Read the listing and extract each line that includes the word "name".

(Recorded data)
------------------------------------
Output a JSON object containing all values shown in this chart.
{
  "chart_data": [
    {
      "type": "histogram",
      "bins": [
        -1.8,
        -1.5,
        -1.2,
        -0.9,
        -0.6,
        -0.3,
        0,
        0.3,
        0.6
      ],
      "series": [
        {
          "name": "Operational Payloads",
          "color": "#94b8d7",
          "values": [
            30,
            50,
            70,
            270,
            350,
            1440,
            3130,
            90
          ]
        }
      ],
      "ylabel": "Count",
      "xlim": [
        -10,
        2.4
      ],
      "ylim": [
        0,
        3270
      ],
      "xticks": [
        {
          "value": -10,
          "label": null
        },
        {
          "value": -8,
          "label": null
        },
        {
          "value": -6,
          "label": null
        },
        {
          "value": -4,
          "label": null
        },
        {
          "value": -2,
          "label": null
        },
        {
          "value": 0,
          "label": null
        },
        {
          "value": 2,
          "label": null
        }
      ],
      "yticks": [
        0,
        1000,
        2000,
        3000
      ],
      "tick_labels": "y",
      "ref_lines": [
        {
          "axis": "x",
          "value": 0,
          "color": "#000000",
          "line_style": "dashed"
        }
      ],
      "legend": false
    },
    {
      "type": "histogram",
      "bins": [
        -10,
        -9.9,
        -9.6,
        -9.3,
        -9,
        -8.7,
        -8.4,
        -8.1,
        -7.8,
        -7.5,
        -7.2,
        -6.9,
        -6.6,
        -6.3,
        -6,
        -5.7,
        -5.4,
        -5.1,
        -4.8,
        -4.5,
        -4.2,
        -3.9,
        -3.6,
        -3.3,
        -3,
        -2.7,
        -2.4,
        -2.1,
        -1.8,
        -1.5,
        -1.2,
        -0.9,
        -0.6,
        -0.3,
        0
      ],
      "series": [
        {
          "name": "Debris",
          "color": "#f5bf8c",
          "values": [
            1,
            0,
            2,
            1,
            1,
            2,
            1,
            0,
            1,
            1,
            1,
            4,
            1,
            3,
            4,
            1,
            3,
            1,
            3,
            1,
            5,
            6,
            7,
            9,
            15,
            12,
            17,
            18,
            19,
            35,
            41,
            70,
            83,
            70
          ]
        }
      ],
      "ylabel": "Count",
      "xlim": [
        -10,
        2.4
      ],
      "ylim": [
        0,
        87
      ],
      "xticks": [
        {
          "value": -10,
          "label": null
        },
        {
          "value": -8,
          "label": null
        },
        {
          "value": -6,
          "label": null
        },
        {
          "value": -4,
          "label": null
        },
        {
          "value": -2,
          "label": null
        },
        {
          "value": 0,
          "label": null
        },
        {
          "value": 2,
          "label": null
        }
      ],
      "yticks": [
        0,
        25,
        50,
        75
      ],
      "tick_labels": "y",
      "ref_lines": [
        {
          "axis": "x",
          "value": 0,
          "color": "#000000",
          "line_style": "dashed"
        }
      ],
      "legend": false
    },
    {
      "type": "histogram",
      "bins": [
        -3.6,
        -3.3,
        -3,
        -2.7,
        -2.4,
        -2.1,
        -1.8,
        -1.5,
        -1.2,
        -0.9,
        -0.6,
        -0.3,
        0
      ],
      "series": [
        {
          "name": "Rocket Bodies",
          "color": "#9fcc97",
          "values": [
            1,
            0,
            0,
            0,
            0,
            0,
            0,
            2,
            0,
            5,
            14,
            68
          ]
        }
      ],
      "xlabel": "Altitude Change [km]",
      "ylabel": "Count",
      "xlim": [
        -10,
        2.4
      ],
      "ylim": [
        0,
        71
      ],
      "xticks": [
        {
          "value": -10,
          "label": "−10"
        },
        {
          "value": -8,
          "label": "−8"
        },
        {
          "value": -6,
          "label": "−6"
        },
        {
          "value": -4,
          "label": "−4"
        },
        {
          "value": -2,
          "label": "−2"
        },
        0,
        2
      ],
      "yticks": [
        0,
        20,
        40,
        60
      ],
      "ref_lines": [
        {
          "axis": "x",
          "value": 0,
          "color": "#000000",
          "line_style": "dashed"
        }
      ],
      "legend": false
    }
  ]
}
------------------------------------
Output for this task:
          "name": "Operational Payloads",
          "name": "Debris",
          "name": "Rocket Bodies",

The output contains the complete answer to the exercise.